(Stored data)
******************************

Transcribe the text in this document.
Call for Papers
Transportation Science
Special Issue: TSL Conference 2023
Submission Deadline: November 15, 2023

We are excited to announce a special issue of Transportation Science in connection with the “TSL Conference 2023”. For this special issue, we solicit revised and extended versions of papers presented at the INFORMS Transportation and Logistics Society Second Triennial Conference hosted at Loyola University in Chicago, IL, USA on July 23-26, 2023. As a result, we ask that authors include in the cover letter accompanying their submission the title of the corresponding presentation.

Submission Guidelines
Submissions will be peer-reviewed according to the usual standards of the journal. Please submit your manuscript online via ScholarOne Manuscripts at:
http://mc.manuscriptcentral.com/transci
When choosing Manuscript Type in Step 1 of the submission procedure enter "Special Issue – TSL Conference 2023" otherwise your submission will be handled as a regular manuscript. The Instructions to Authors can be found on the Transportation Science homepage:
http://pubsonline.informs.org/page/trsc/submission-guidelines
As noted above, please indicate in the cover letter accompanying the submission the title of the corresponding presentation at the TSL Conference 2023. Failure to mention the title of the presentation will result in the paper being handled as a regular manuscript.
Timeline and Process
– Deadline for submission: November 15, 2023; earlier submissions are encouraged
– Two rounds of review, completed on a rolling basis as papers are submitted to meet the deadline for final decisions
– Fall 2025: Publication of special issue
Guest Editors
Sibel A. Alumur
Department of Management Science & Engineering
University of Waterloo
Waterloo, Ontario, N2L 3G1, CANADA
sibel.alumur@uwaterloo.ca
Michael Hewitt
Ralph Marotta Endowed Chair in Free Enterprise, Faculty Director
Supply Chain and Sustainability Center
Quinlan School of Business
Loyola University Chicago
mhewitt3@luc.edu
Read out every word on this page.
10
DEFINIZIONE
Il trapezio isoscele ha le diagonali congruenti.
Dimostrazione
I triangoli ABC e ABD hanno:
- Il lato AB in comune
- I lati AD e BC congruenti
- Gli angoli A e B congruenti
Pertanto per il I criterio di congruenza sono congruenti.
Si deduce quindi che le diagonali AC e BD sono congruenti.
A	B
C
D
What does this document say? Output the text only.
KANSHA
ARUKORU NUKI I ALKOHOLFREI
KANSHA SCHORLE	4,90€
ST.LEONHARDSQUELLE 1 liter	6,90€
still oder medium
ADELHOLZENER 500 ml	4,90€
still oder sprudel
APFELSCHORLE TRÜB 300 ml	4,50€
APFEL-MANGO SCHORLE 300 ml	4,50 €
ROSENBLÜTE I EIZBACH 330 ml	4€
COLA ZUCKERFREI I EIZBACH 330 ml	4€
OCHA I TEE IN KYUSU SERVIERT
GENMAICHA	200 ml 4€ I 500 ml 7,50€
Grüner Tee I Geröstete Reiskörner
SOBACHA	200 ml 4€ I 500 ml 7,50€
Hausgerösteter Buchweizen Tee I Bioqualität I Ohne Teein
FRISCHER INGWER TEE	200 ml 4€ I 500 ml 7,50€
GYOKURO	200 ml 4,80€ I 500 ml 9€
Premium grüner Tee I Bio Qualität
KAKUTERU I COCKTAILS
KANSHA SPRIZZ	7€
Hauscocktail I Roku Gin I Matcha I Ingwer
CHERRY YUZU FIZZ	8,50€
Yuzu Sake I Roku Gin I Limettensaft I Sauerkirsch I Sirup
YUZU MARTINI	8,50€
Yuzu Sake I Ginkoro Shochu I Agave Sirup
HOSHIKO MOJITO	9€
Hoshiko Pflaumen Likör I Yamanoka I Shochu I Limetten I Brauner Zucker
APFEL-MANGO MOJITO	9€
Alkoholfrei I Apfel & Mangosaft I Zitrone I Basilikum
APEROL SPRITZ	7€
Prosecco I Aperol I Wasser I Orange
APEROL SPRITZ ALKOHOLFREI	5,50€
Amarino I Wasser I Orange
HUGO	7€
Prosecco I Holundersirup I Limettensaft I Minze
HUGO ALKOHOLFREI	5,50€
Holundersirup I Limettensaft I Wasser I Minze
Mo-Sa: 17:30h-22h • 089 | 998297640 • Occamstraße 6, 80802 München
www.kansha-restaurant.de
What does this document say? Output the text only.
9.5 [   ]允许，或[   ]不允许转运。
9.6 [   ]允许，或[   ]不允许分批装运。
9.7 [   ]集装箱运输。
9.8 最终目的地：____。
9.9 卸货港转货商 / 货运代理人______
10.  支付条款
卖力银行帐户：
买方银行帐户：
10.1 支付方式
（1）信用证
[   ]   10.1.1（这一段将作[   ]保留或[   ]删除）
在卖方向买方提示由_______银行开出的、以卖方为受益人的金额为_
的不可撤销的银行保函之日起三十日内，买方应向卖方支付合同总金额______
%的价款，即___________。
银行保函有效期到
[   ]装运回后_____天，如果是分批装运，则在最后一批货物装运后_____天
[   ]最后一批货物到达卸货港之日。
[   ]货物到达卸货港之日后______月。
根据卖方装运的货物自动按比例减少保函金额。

******************************

** Required task **
Say how many lines hold the word "diagonali", giving the number and nothing else.

** Task result **
2